- [What is asked] Report how many lines of the material below contain the string "title", counting matches only when the case is the same. Give only the number.

──────

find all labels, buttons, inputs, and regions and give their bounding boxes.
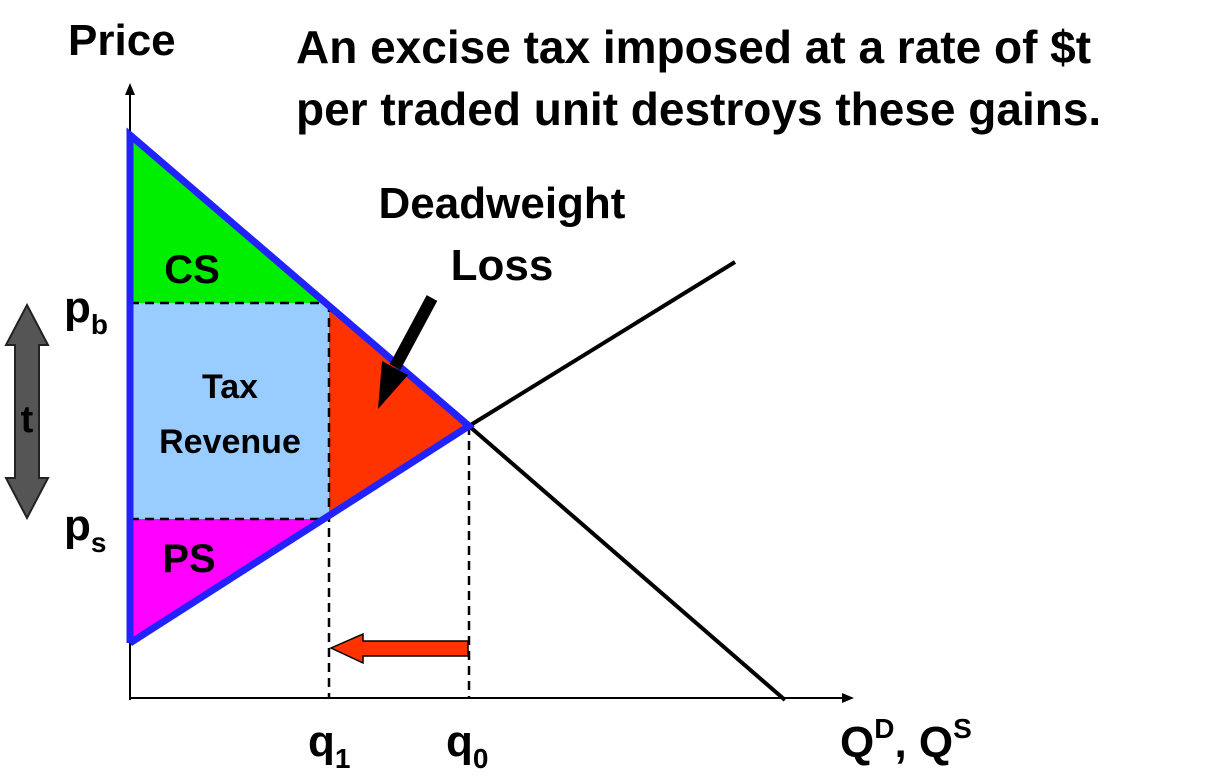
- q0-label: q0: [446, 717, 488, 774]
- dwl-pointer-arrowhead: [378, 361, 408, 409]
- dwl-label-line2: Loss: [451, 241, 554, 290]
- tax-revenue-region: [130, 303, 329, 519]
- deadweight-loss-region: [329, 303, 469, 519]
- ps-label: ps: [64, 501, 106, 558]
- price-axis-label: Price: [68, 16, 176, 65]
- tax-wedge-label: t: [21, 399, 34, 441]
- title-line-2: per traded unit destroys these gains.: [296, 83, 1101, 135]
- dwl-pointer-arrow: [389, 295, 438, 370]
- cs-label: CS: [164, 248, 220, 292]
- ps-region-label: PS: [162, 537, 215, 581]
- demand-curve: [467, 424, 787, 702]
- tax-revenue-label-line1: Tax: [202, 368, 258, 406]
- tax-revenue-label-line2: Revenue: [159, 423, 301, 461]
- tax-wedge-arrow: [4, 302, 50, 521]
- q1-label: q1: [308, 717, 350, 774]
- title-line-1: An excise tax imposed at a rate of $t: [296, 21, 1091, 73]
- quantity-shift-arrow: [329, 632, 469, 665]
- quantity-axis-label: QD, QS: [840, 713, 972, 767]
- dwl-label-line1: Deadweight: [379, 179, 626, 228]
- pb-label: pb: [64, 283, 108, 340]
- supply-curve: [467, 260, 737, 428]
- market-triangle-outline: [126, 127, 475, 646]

──────

- [Right answer] 2